*INSTRUCTIONS TO FOLLOW*
Return each line of the entries that contains the string "checkbox", with matching case.

··· INPUT ROWS

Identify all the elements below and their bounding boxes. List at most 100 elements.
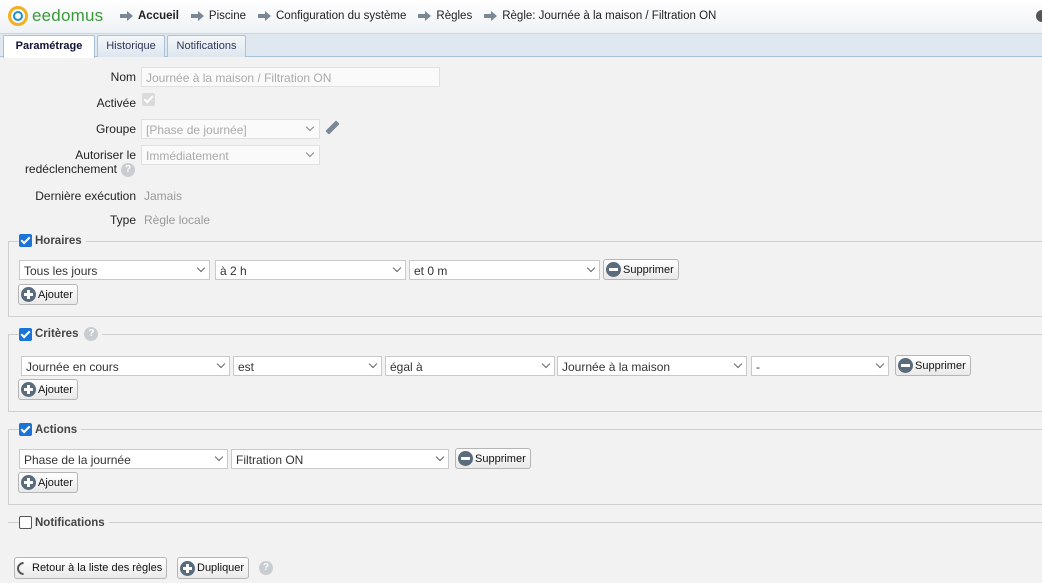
arrow-right-icon [190, 11, 205, 21]
type-value: Règle locale [144, 213, 211, 227]
breadcrumb-item-accueil[interactable]: Accueil [120, 10, 179, 22]
button-label: Dupliquer [197, 562, 245, 574]
criteres-add-button[interactable]: Ajouter [18, 379, 78, 400]
criteres-subject-select[interactable]: Journée en cours [21, 356, 215, 376]
horaires-header: Horaires [19, 234, 86, 247]
chevron-down-icon [366, 356, 382, 376]
nom-label: Nom [110, 70, 136, 84]
horaires-minute-select[interactable]: et 0 m [409, 260, 585, 280]
horaires-title: Horaires [35, 234, 82, 247]
help-icon[interactable]: ? [259, 561, 273, 575]
criteres-value-select[interactable]: Journée à la maison [557, 356, 732, 376]
notifications-checkbox[interactable] [19, 516, 32, 529]
duplicate-button[interactable]: Dupliquer [177, 557, 250, 579]
section-divider [8, 522, 1042, 523]
breadcrumb-item-configuration[interactable]: Configuration du système [258, 10, 406, 22]
actions-checkbox[interactable] [19, 423, 32, 436]
actions-delete-button[interactable]: Supprimer [455, 448, 531, 469]
chevron-down-icon [214, 356, 230, 376]
criteres-header: Critères ? [19, 327, 103, 341]
tab-parametrage[interactable]: Paramétrage [3, 35, 95, 58]
section-divider [8, 241, 1042, 242]
breadcrumb-item-piscine[interactable]: Piscine [190, 10, 246, 22]
chevron-down-icon [584, 260, 600, 280]
arrow-right-icon [258, 11, 272, 21]
minus-circle-icon [898, 358, 913, 373]
breadcrumb-label: Piscine [208, 10, 246, 22]
chevron-down-icon [433, 449, 449, 469]
user-menu-icon[interactable] [1036, 10, 1042, 22]
arrow-right-icon [484, 11, 498, 21]
chevron-down-icon [194, 260, 210, 280]
breadcrumb-item-regles[interactable]: Règles [418, 10, 472, 22]
derniere-execution-label: Dernière exécution [35, 189, 136, 203]
tab-bar: Paramétrage Historique Notifications [0, 34, 1042, 58]
horaires-day-select[interactable]: Tous les jours [19, 260, 195, 280]
actions-title: Actions [35, 423, 78, 436]
eedomus-logo-icon [8, 6, 28, 26]
chevron-down-icon [731, 356, 747, 376]
plus-circle-icon [21, 475, 36, 490]
help-icon[interactable]: ? [121, 163, 135, 177]
horaires-checkbox[interactable] [19, 234, 32, 247]
breadcrumb-item-current-rule: Règle: Journée à la maison / Filtration … [484, 10, 716, 22]
criteres-checkbox[interactable] [19, 327, 32, 341]
tab-notifications[interactable]: Notifications [167, 35, 246, 57]
horaires-delete-button[interactable]: Supprimer [603, 259, 679, 280]
horaires-hour-select[interactable]: à 2 h [215, 260, 391, 280]
redeclenchement-select[interactable]: Immédiatement [141, 145, 320, 165]
breadcrumb: Accueil Piscine Configuration du système… [120, 10, 728, 22]
duplicate-icon [180, 560, 195, 576]
actions-device-select[interactable]: Phase de la journée [19, 449, 213, 469]
activee-label: Activée [96, 96, 136, 110]
back-to-rules-button[interactable]: Retour à la liste des règles [14, 557, 168, 579]
button-label: Supprimer [623, 263, 674, 276]
button-label: Ajouter [38, 288, 73, 301]
chevron-down-icon [539, 356, 555, 376]
breadcrumb-label: Configuration du système [276, 10, 407, 22]
autoriser-label-line1: Autoriser le [75, 148, 136, 162]
criteres-extra-select[interactable]: - [751, 356, 874, 376]
arrow-right-icon [418, 11, 432, 21]
actions-add-button[interactable]: Ajouter [18, 472, 78, 493]
nom-input[interactable]: Journée à la maison / Filtration ON [141, 67, 440, 87]
button-label: Ajouter [38, 476, 73, 489]
actions-header: Actions [19, 423, 82, 436]
criteres-operator-select[interactable]: égal à [385, 356, 540, 376]
tab-historique[interactable]: Historique [97, 35, 165, 57]
breadcrumb-label: Accueil [138, 10, 179, 22]
plus-circle-icon [21, 287, 36, 302]
undo-arrow-icon [14, 558, 33, 578]
section-divider [8, 504, 1042, 505]
actions-value-select[interactable]: Filtration ON [231, 449, 434, 469]
chevron-down-icon [390, 260, 406, 280]
breadcrumb-label: Règles [436, 10, 473, 22]
horaires-add-button[interactable]: Ajouter [18, 284, 78, 305]
criteres-delete-button[interactable]: Supprimer [895, 355, 971, 376]
plus-circle-icon [21, 382, 36, 397]
section-border [8, 334, 9, 411]
activee-checkbox[interactable] [142, 93, 155, 106]
section-border [8, 241, 9, 316]
help-icon[interactable]: ? [84, 327, 99, 341]
criteres-verb-select[interactable]: est [233, 356, 367, 376]
section-divider [8, 429, 1042, 430]
chevron-down-icon [212, 449, 228, 469]
notifications-title: Notifications [35, 516, 105, 529]
button-label: Retour à la liste des règles [32, 562, 163, 574]
arrow-right-icon [120, 11, 134, 21]
button-label: Supprimer [475, 452, 526, 465]
chevron-down-icon [873, 356, 889, 376]
breadcrumb-label: Règle: Journée à la maison / Filtration … [502, 10, 717, 22]
pencil-edit-icon[interactable] [324, 120, 340, 136]
section-divider [8, 411, 1042, 412]
app-logo[interactable]: eedomus [8, 6, 103, 26]
criteres-title: Critères [35, 328, 79, 340]
button-label: Ajouter [38, 383, 73, 396]
section-divider [8, 334, 1042, 335]
notifications-header: Notifications [19, 516, 109, 529]
section-border [8, 429, 9, 504]
app-logo-text: eedomus [32, 6, 104, 25]
groupe-select[interactable]: [Phase de journée] [141, 119, 320, 139]
groupe-label: Groupe [95, 122, 136, 136]
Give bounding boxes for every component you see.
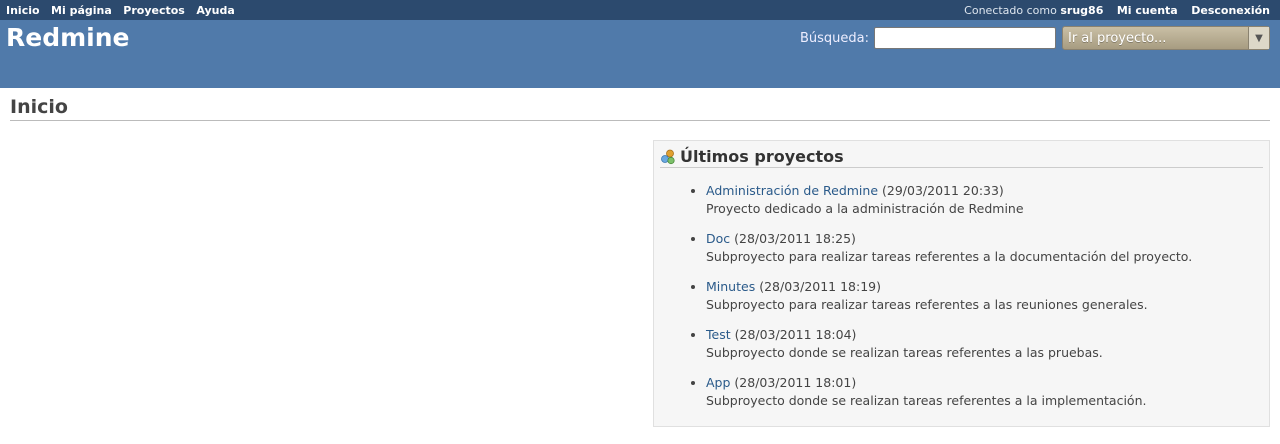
list-item: Doc (28/03/2011 18:25) Subproyecto para … [706, 230, 1263, 266]
search-input[interactable] [874, 27, 1056, 49]
top-menu-right: Conectado como srug86 Mi cuenta Desconex… [964, 4, 1270, 17]
project-link[interactable]: App [706, 375, 730, 390]
project-description: Proyecto dedicado a la administración de… [706, 201, 1024, 216]
latest-projects-heading: Últimos proyectos [660, 147, 1263, 168]
project-date: (28/03/2011 18:25) [734, 231, 856, 246]
menu-help-link[interactable]: Ayuda [196, 4, 234, 17]
project-description: Subproyecto donde se realizan tareas ref… [706, 393, 1147, 408]
my-account-link[interactable]: Mi cuenta [1117, 4, 1178, 17]
logout-link[interactable]: Desconexión [1191, 4, 1270, 17]
project-description: Subproyecto para realizar tareas referen… [706, 249, 1193, 264]
menu-home-link[interactable]: Inicio [6, 4, 40, 17]
project-date: (28/03/2011 18:01) [734, 375, 857, 390]
header: Redmine Búsqueda: Ir al proyecto... ▼ [0, 20, 1280, 88]
main-content: Inicio Últimos proyectos Administración … [0, 96, 1280, 427]
project-jump-select[interactable]: Ir al proyecto... ▼ [1062, 26, 1270, 50]
project-date: (28/03/2011 18:19) [759, 279, 881, 294]
list-item: Test (28/03/2011 18:04) Subproyecto dond… [706, 326, 1263, 362]
list-item: App (28/03/2011 18:01) Subproyecto donde… [706, 374, 1263, 410]
logged-as-prefix: Conectado como [964, 3, 1057, 17]
chevron-down-icon: ▼ [1248, 27, 1269, 49]
menu-projects-link[interactable]: Proyectos [123, 4, 185, 17]
project-date: (28/03/2011 18:04) [734, 327, 857, 342]
projects-icon [660, 149, 676, 165]
project-link[interactable]: Administración de Redmine [706, 183, 878, 198]
username: srug86 [1060, 3, 1104, 17]
project-link[interactable]: Test [706, 327, 731, 342]
project-jump-label: Ir al proyecto... [1068, 30, 1167, 46]
page-title: Inicio [10, 96, 1270, 121]
top-menu: Inicio Mi página Proyectos Ayuda Conecta… [0, 0, 1280, 20]
menu-my-page-link[interactable]: Mi página [51, 4, 112, 17]
project-list: Administración de Redmine (29/03/2011 20… [660, 168, 1263, 410]
project-link[interactable]: Doc [706, 231, 730, 246]
list-item: Administración de Redmine (29/03/2011 20… [706, 182, 1263, 218]
project-date: (29/03/2011 20:33) [882, 183, 1004, 198]
project-description: Subproyecto para realizar tareas referen… [706, 297, 1148, 312]
logged-as: Conectado como srug86 [964, 4, 1107, 17]
app-title: Redmine [6, 23, 130, 52]
latest-projects-box: Últimos proyectos Administración de Redm… [653, 140, 1270, 427]
quick-search: Búsqueda: Ir al proyecto... ▼ [800, 26, 1270, 50]
list-item: Minutes (28/03/2011 18:19) Subproyecto p… [706, 278, 1263, 314]
project-link[interactable]: Minutes [706, 279, 755, 294]
search-label: Búsqueda: [799, 30, 869, 46]
latest-projects-title: Últimos proyectos [680, 147, 844, 166]
top-menu-left: Inicio Mi página Proyectos Ayuda [6, 4, 243, 17]
project-description: Subproyecto donde se realizan tareas ref… [706, 345, 1103, 360]
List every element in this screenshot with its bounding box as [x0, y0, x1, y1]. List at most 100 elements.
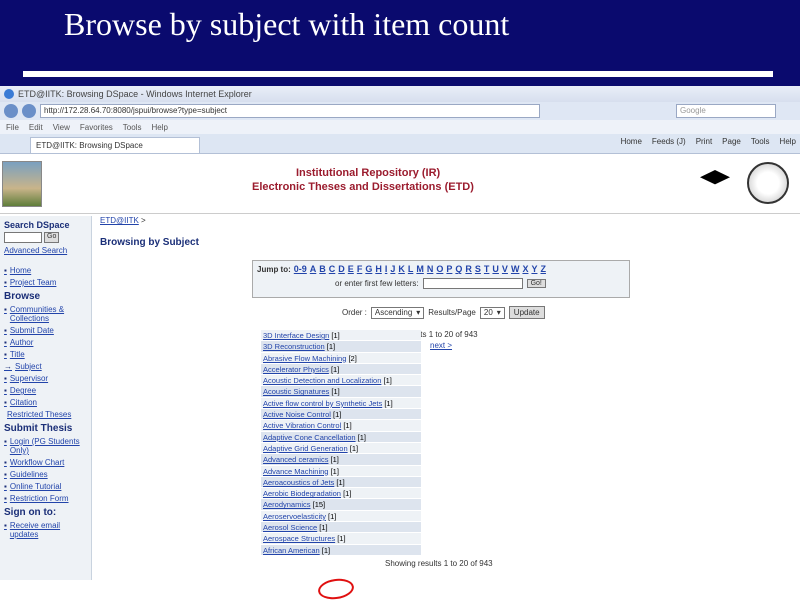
- rpp-select[interactable]: 20 ▾: [479, 306, 505, 319]
- item-count: [1]: [333, 410, 342, 420]
- jump-letter-link[interactable]: M: [416, 264, 424, 274]
- jump-letter-link[interactable]: B: [319, 264, 326, 274]
- sidebar-item-email-updates[interactable]: ▪ Receive email updates: [4, 521, 87, 539]
- back-arrow-icon[interactable]: [4, 104, 18, 118]
- browser-tab[interactable]: ETD@IITK: Browsing DSpace: [30, 137, 200, 153]
- subject-link[interactable]: Aerodynamics: [263, 500, 311, 509]
- forward-arrow-icon[interactable]: [22, 104, 36, 118]
- jump-letter-link[interactable]: R: [465, 264, 472, 274]
- jump-letter-link[interactable]: V: [502, 264, 508, 274]
- chevron-down-icon: ▾: [416, 308, 421, 317]
- advanced-search-link[interactable]: Advanced Search: [4, 246, 87, 255]
- subject-link[interactable]: Aeroservoelasticity: [263, 512, 326, 521]
- subject-link[interactable]: African American: [263, 546, 320, 555]
- sidebar-item-login[interactable]: ▪ Login (PG Students Only): [4, 437, 87, 455]
- jump-letter-link[interactable]: F: [357, 264, 363, 274]
- jump-letter-link[interactable]: G: [365, 264, 372, 274]
- tools-button[interactable]: Tools: [751, 137, 770, 146]
- sidebar-item-project-team[interactable]: ▪ Project Team: [4, 278, 87, 287]
- jump-letter-link[interactable]: S: [475, 264, 481, 274]
- jump-letter-link[interactable]: 0-9: [294, 264, 307, 274]
- sidebar-item-submit-date[interactable]: ▪ Submit Date: [4, 326, 87, 335]
- jump-letter-link[interactable]: I: [385, 264, 388, 274]
- jump-letter-link[interactable]: Z: [540, 264, 546, 274]
- sidebar-item-author[interactable]: ▪ Author: [4, 338, 87, 347]
- menu-tools[interactable]: Tools: [123, 123, 142, 132]
- subject-link[interactable]: Active Vibration Control: [263, 421, 341, 430]
- menu-edit[interactable]: Edit: [29, 123, 43, 132]
- order-select[interactable]: Ascending ▾: [370, 306, 425, 319]
- subject-link[interactable]: Active Noise Control: [263, 410, 331, 419]
- breadcrumb-link[interactable]: ETD@IITK: [100, 216, 139, 225]
- search-input[interactable]: Google: [676, 104, 776, 118]
- jump-letter-link[interactable]: T: [484, 264, 490, 274]
- subject-link[interactable]: Adaptive Cone Cancellation: [263, 433, 356, 442]
- subject-link[interactable]: Accelerator Physics: [263, 365, 329, 374]
- sidebar-item-tutorial[interactable]: ▪ Online Tutorial: [4, 482, 87, 491]
- menu-bar: File Edit View Favorites Tools Help: [0, 120, 800, 134]
- jump-letter-link[interactable]: N: [427, 264, 434, 274]
- jump-letter-link[interactable]: A: [310, 264, 317, 274]
- jump-letter-link[interactable]: L: [408, 264, 414, 274]
- jump-letter-link[interactable]: P: [446, 264, 452, 274]
- jump-letter-link[interactable]: U: [492, 264, 499, 274]
- page-button[interactable]: Page: [722, 137, 741, 146]
- subject-link[interactable]: Aerosol Science: [263, 523, 317, 532]
- subject-link[interactable]: 3D Interface Design: [263, 331, 329, 340]
- update-button[interactable]: Update: [508, 306, 545, 319]
- address-input[interactable]: http://172.28.64.70:8080/jspui/browse?ty…: [40, 104, 540, 118]
- subject-link[interactable]: Advance Machining: [263, 467, 328, 476]
- subject-link[interactable]: Advanced ceramics: [263, 455, 328, 464]
- sidebar-item-supervisor[interactable]: ▪ Supervisor: [4, 374, 87, 383]
- sidebar-item-degree[interactable]: ▪ Degree: [4, 386, 87, 395]
- subject-link[interactable]: Aeroacoustics of Jets: [263, 478, 334, 487]
- list-item: Accelerator Physics [1]: [261, 363, 421, 376]
- menu-help[interactable]: Help: [151, 123, 167, 132]
- jump-letter-link[interactable]: O: [436, 264, 443, 274]
- next-link[interactable]: next >: [430, 341, 452, 350]
- jump-letter-link[interactable]: D: [338, 264, 345, 274]
- subject-link[interactable]: Aerobic Biodegradation: [263, 489, 341, 498]
- sidebar-search-input[interactable]: [4, 232, 42, 243]
- sidebar-item-home[interactable]: ▪ Home: [4, 266, 87, 275]
- menu-file[interactable]: File: [6, 123, 19, 132]
- jump-letter-link[interactable]: Y: [531, 264, 537, 274]
- print-button[interactable]: Print: [696, 137, 712, 146]
- sidebar-item-subject[interactable]: → Subject: [4, 362, 87, 371]
- jump-letter-link[interactable]: X: [522, 264, 528, 274]
- subject-link[interactable]: Acoustic Detection and Localization: [263, 376, 381, 385]
- subject-link[interactable]: Adaptive Grid Generation: [263, 444, 348, 453]
- menu-favorites[interactable]: Favorites: [80, 123, 113, 132]
- jump-letter-link[interactable]: Q: [455, 264, 462, 274]
- subject-link[interactable]: 3D Reconstruction: [263, 342, 325, 351]
- sidebar-item-title[interactable]: ▪ Title: [4, 350, 87, 359]
- subject-link[interactable]: Active flow control by Synthetic Jets: [263, 399, 382, 408]
- sidebar-go-button[interactable]: Go: [44, 232, 60, 243]
- item-count: [1]: [343, 489, 352, 499]
- subject-link[interactable]: Abrasive Flow Machining: [263, 354, 346, 363]
- sidebar-item-guidelines[interactable]: ▪ Guidelines: [4, 470, 87, 479]
- menu-view[interactable]: View: [53, 123, 70, 132]
- sidebar-item-citation[interactable]: ▪ Citation: [4, 398, 87, 407]
- jump-letter-link[interactable]: J: [390, 264, 395, 274]
- feeds-button[interactable]: Feeds (J): [652, 137, 686, 146]
- subject-link[interactable]: Acoustic Signatures: [263, 387, 329, 396]
- subject-link[interactable]: Aerospace Structures: [263, 534, 335, 543]
- browse-title: Browse: [4, 291, 41, 302]
- letters-input[interactable]: [422, 278, 523, 289]
- jump-letter-link[interactable]: K: [398, 264, 405, 274]
- list-item: Active Vibration Control [1]: [261, 420, 421, 432]
- letters-go-button[interactable]: Go!: [526, 279, 546, 288]
- list-item: Aeroservoelasticity [1]: [261, 510, 421, 523]
- jump-letter-link[interactable]: C: [329, 264, 336, 274]
- sidebar-item-workflow[interactable]: ▪ Workflow Chart: [4, 458, 87, 467]
- home-button[interactable]: Home: [621, 137, 642, 146]
- jump-letter-link[interactable]: E: [348, 264, 354, 274]
- jump-letter-link[interactable]: H: [375, 264, 382, 274]
- help-button[interactable]: Help: [780, 137, 796, 146]
- sidebar-item-restricted[interactable]: Restricted Theses: [4, 410, 87, 419]
- list-item: Active Noise Control [1]: [261, 409, 421, 421]
- sidebar-item-restriction-form[interactable]: ▪ Restriction Form: [4, 494, 87, 503]
- jump-letter-link[interactable]: W: [511, 264, 520, 274]
- sidebar-item-communities[interactable]: ▪ Communities & Collections: [4, 305, 87, 323]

······

*SOLVED EXERCISE*
notifications-checkbox[interactable] [19, 516, 32, 529]
actions-checkbox[interactable] [19, 423, 32, 436]
horaires-checkbox[interactable] [19, 234, 32, 247]
criteres-checkbox[interactable] [19, 327, 32, 341]
activee-checkbox[interactable] [142, 93, 155, 106]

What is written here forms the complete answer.